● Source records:
----------------------------------------

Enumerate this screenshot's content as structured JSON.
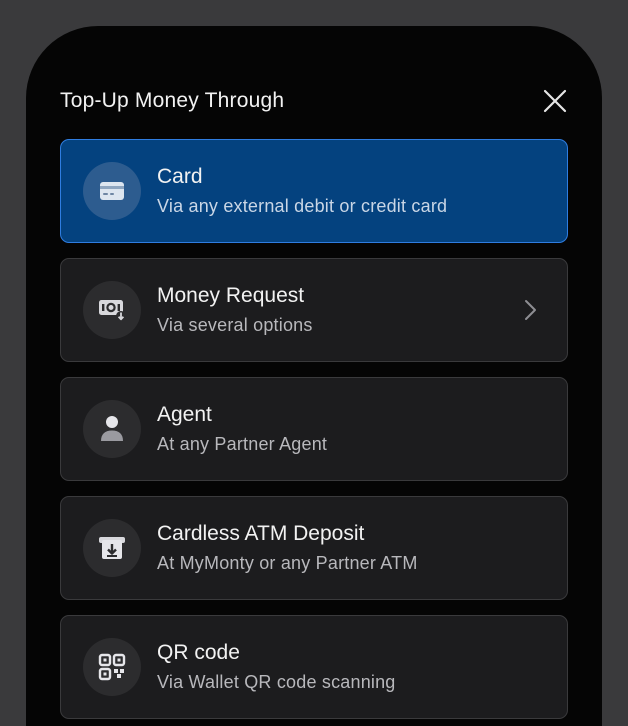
{
  "header": {
    "title": "Top-Up Money Through"
  },
  "options": [
    {
      "title": "Card",
      "subtitle": "Via any external debit or credit card",
      "icon": "credit-card-icon",
      "selected": true
    },
    {
      "title": "Money Request",
      "subtitle": "Via several options",
      "icon": "money-request-icon",
      "selected": false
    },
    {
      "title": "Agent",
      "subtitle": "At any Partner Agent",
      "icon": "person-icon",
      "selected": false
    },
    {
      "title": "Cardless ATM Deposit",
      "subtitle": "At MyMonty or any Partner ATM",
      "icon": "atm-deposit-icon",
      "selected": false
    },
    {
      "title": "QR code",
      "subtitle": "Via Wallet QR code scanning",
      "icon": "qr-code-icon",
      "selected": false
    }
  ],
  "colors": {
    "background": "#050505",
    "frame": "#3a3a3c",
    "card_bg": "#1c1c1e",
    "selected_bg": "#04427f",
    "selected_border": "#2f7de0"
  }
}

----------------------------------------

● Work to be completed: Using the records above, retype everything exactly except the pictures.

● Complete output:
Enumerate this screenshot's content as structured JSON.
{
  "header": {
    "title": "Top-Up Money Through"
  },
  "options": [
    {
      "title": "Card",
      "subtitle": "Via any external debit or credit card",
      "icon": "credit-card-icon",
      "selected": true
    },
    {
      "title": "Money Request",
      "subtitle": "Via several options",
      "icon": "money-request-icon",
      "selected": false
    },
    {
      "title": "Agent",
      "subtitle": "At any Partner Agent",
      "icon": "person-icon",
      "selected": false
    },
    {
      "title": "Cardless ATM Deposit",
      "subtitle": "At MyMonty or any Partner ATM",
      "icon": "atm-deposit-icon",
      "selected": false
    },
    {
      "title": "QR code",
      "subtitle": "Via Wallet QR code scanning",
      "icon": "qr-code-icon",
      "selected": false
    }
  ],
  "colors": {
    "background": "#050505",
    "frame": "#3a3a3c",
    "card_bg": "#1c1c1e",
    "selected_bg": "#04427f",
    "selected_border": "#2f7de0"
  }
}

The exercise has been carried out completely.